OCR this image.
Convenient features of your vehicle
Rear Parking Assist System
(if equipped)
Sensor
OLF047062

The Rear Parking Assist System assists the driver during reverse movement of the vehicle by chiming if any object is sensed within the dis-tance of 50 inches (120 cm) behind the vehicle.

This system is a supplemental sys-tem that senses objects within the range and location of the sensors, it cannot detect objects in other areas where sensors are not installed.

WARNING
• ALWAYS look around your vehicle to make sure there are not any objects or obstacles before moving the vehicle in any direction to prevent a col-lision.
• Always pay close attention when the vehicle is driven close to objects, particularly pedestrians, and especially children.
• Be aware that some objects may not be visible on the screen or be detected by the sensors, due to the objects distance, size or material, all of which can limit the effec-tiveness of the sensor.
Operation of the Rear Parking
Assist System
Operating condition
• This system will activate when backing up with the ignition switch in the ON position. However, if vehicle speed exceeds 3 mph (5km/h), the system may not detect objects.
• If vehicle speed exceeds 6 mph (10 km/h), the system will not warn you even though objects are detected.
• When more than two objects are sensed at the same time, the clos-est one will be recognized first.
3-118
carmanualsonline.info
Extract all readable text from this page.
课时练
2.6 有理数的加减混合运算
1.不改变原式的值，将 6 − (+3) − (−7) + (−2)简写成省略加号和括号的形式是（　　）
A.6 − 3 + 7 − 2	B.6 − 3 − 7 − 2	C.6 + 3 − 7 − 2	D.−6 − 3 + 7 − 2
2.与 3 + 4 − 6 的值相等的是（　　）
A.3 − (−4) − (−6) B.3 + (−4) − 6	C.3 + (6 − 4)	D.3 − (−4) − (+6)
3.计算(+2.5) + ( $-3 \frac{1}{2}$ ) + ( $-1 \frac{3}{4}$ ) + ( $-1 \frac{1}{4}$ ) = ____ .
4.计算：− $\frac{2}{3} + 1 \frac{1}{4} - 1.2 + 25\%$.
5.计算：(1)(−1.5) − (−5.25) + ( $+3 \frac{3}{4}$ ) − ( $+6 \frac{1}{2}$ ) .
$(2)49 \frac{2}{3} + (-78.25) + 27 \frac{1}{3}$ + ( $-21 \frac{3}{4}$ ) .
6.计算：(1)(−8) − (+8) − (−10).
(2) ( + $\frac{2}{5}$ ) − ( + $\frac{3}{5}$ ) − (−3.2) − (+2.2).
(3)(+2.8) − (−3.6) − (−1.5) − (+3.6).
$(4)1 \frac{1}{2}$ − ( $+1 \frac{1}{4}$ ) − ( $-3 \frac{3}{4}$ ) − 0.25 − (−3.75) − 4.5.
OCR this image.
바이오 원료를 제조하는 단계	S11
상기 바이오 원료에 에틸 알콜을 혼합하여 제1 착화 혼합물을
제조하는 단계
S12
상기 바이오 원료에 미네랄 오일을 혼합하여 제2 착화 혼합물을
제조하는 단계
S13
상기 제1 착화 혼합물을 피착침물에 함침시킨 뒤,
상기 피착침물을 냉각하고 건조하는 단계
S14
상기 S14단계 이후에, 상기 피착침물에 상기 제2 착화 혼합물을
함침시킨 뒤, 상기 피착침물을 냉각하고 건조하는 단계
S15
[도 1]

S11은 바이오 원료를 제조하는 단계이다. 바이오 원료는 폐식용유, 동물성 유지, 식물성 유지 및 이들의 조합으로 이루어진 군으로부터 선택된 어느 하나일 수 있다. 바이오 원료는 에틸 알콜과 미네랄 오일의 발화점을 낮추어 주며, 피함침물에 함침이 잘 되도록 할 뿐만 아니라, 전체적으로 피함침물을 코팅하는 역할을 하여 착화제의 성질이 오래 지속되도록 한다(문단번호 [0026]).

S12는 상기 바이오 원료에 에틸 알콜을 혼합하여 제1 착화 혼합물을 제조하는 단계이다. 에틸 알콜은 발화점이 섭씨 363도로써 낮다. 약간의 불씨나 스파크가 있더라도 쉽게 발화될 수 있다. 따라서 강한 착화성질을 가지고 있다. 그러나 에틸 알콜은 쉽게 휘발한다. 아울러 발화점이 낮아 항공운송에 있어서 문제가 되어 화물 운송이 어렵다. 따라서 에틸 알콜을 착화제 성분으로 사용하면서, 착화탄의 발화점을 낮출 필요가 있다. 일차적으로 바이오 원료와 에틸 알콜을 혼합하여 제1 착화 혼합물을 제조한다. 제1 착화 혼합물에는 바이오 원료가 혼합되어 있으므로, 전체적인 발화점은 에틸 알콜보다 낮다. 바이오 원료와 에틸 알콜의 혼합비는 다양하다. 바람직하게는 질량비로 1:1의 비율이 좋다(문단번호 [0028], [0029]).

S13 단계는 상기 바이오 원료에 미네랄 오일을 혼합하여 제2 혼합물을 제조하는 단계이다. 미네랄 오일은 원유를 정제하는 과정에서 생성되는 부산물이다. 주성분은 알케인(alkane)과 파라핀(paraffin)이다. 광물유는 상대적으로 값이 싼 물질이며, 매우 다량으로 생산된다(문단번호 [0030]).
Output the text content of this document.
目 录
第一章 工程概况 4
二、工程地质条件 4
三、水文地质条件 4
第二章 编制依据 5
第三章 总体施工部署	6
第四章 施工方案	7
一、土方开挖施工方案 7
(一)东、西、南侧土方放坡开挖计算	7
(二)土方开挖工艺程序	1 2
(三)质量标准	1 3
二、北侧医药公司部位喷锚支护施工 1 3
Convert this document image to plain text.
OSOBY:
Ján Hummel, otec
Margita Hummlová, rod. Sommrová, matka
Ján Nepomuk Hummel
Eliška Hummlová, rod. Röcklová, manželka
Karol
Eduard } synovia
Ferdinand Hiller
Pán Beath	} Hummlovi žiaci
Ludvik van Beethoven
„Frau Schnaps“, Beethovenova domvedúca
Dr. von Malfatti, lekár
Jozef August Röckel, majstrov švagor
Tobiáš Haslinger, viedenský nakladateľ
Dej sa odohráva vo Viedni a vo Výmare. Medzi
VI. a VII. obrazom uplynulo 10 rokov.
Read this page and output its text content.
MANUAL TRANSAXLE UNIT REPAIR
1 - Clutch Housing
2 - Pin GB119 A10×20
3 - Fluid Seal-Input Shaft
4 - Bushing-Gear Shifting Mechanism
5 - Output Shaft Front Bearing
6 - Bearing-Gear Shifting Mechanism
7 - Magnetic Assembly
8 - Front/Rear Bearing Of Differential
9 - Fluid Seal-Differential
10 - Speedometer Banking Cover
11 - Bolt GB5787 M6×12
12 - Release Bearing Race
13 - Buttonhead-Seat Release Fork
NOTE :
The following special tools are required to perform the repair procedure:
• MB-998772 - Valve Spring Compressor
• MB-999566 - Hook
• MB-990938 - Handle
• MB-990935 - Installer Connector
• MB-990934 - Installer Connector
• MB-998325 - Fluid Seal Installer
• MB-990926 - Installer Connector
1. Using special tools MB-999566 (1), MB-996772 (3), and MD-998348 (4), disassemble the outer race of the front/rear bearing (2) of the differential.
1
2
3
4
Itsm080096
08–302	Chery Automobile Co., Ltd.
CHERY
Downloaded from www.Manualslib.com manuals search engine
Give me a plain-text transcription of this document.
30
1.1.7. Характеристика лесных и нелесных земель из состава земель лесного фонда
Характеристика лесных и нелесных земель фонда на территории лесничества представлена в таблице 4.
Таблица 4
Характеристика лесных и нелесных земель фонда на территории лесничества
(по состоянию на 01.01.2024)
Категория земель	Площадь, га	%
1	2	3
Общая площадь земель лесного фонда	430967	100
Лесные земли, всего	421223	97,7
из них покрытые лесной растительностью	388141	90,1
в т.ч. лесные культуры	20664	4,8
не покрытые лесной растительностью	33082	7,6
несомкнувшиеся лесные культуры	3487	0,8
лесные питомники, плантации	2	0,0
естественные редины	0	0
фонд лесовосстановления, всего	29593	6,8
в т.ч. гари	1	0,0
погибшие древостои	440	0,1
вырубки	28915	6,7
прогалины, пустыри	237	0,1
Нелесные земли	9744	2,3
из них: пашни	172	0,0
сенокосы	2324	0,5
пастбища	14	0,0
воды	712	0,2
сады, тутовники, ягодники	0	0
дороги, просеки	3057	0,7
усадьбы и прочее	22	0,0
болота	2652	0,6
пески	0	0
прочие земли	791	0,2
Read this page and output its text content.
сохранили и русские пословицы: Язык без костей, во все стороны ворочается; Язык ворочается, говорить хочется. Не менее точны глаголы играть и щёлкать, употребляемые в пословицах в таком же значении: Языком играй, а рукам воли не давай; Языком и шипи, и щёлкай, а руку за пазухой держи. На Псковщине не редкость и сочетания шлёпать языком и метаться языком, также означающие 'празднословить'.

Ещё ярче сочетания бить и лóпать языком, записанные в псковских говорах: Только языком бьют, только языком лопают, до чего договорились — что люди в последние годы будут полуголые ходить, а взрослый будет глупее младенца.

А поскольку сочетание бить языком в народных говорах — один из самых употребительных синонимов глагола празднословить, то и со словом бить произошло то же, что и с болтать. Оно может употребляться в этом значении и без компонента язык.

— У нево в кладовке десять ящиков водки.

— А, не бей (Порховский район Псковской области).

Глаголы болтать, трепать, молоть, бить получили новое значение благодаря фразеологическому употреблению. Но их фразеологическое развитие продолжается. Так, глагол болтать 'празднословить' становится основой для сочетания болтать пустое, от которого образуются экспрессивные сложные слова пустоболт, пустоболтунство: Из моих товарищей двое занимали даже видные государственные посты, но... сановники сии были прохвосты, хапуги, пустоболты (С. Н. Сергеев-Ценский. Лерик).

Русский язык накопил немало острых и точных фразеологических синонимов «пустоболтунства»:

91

**********

→ **PROBLEM TO SOLVE**
From the data above, gather every line that includes the word "피착침물에".

→ **ANSWER TO THIS EXERCISE**
상기 제1 착화 혼합물을 피착침물에 함침시킨 뒤,
상기 S14단계 이후에, 상기 피착침물에 상기 제2 착화 혼합물을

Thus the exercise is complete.